* [REQUIRED TASK] How many lines in the records below hold the string "triangle"? Answer with the number alone.

* [PROVIDED INFORMATION]
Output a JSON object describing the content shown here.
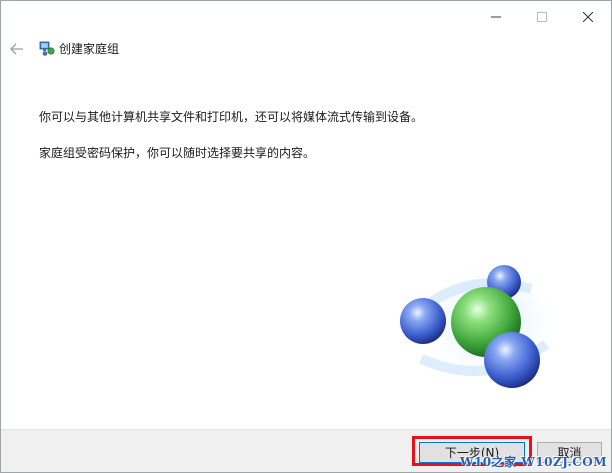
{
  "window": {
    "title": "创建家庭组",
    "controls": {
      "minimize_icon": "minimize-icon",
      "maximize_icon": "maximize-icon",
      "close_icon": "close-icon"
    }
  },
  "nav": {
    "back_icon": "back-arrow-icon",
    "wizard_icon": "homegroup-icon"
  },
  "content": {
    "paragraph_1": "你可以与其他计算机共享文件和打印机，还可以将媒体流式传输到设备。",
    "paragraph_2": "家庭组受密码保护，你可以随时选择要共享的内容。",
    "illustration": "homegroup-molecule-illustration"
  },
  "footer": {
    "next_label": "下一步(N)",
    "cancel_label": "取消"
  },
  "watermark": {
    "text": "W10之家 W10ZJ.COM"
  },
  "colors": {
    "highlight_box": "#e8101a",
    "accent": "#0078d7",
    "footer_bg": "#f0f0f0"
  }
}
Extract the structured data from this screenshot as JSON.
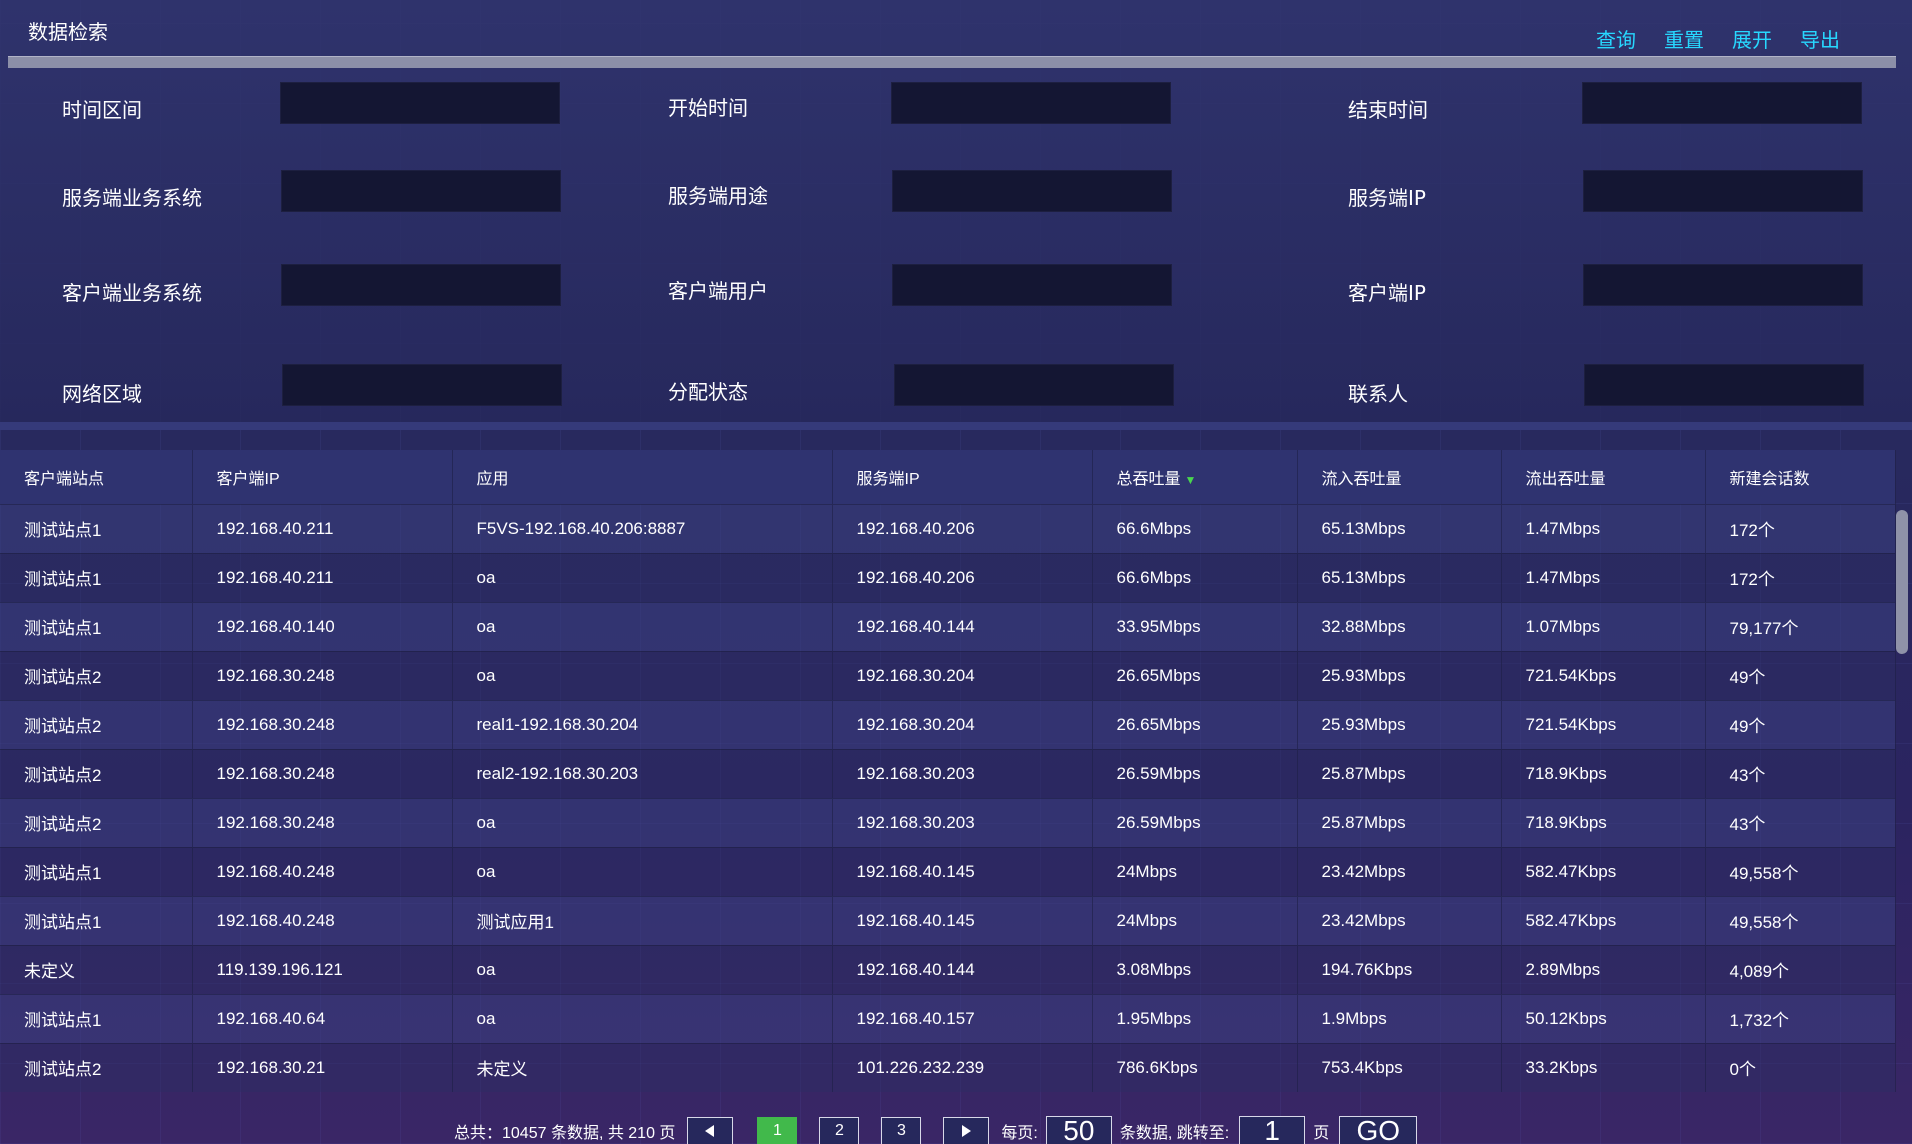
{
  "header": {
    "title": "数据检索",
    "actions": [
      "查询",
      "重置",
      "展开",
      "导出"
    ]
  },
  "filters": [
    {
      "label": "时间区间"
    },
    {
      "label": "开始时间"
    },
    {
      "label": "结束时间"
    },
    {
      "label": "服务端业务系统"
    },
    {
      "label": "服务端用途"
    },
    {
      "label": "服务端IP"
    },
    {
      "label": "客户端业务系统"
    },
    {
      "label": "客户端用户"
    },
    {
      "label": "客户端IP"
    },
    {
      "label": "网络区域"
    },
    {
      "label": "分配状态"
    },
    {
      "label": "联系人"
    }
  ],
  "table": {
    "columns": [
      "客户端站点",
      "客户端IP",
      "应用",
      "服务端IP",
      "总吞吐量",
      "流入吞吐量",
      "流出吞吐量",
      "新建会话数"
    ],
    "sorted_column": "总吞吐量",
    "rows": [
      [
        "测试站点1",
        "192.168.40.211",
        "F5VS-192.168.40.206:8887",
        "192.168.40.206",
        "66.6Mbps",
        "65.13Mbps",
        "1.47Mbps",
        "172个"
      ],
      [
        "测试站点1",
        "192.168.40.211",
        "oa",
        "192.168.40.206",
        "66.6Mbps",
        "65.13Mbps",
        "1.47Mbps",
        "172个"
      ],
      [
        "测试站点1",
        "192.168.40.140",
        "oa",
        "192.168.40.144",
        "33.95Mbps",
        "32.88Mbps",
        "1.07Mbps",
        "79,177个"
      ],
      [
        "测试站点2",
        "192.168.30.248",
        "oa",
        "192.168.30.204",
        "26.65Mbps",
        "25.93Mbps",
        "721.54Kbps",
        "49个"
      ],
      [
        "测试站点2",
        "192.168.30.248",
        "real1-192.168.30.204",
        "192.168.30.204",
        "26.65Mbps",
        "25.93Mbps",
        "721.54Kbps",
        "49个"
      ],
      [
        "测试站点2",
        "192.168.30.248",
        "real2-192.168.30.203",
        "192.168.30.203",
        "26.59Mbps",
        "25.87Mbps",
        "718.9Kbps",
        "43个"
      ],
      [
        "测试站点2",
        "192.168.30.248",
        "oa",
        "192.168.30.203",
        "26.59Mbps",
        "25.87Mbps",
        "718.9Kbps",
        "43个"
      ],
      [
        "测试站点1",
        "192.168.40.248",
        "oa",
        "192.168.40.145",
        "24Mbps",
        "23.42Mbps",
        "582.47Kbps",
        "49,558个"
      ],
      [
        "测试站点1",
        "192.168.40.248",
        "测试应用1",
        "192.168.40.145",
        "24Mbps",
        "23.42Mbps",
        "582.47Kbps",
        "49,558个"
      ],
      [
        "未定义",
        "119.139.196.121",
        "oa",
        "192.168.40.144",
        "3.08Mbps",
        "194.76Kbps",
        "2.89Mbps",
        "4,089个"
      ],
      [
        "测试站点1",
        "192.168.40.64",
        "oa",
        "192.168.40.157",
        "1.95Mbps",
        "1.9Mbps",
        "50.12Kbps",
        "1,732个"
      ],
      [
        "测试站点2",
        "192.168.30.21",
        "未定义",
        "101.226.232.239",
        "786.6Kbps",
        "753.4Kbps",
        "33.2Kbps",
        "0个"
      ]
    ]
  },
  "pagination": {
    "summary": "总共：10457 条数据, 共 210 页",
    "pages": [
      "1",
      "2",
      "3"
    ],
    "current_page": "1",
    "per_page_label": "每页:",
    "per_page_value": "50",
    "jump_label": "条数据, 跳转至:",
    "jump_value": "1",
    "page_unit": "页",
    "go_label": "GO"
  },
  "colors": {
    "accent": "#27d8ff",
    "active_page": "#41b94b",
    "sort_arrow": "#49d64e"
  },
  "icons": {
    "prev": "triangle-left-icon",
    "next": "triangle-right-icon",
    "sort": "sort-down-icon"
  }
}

* * *

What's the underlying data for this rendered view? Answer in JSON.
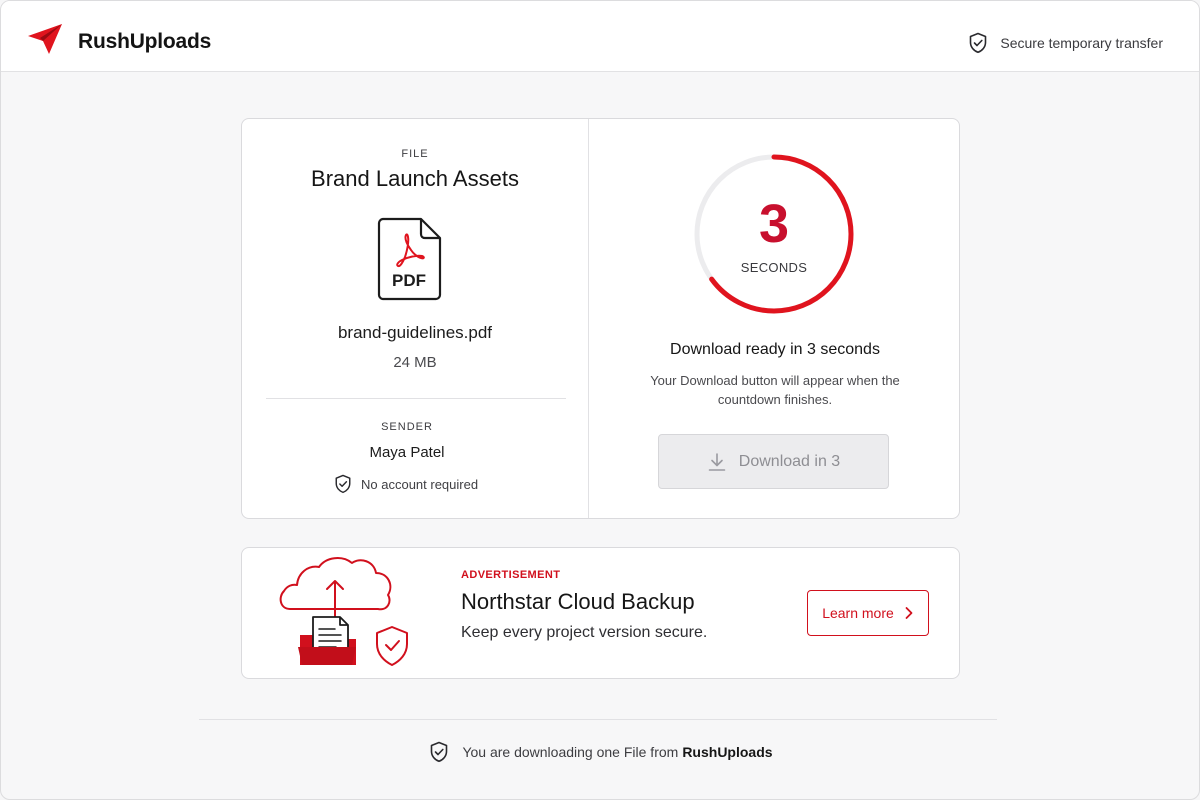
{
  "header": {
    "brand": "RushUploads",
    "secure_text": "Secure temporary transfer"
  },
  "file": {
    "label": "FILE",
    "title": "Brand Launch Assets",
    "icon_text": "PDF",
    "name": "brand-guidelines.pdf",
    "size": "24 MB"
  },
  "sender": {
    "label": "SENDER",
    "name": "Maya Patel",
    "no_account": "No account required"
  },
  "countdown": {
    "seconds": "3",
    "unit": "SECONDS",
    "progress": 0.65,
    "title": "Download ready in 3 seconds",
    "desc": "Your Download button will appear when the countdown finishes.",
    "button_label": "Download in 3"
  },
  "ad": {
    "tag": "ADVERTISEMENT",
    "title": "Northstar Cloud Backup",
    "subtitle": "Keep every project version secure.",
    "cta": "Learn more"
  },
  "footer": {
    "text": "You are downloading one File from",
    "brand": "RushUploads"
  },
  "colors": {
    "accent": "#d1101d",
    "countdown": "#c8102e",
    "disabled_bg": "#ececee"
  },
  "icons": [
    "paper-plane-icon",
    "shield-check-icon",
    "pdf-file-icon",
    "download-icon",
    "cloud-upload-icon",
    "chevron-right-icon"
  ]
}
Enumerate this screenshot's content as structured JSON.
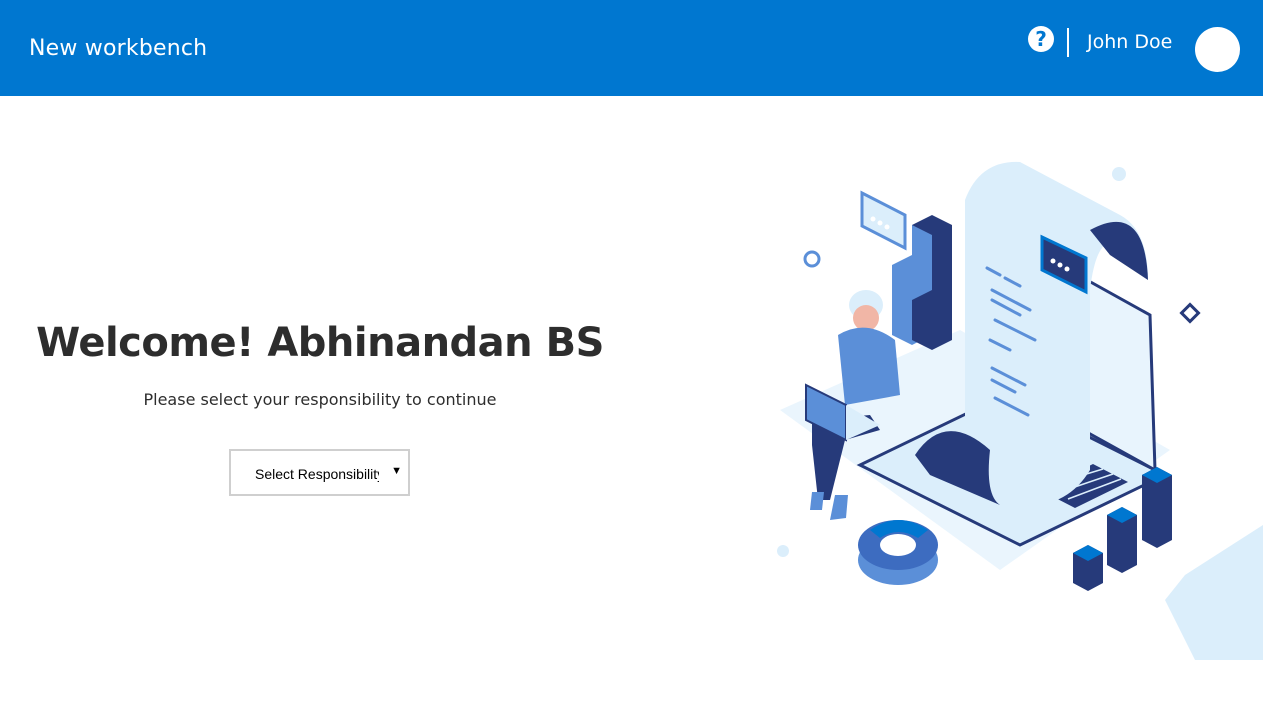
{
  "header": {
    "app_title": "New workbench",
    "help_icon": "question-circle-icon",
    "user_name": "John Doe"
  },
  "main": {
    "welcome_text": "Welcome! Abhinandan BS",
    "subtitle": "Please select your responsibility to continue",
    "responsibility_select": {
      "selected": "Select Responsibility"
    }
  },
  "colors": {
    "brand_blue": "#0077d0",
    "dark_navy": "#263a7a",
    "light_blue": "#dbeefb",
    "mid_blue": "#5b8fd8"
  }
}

* [WRITTEN RESPONSE] 2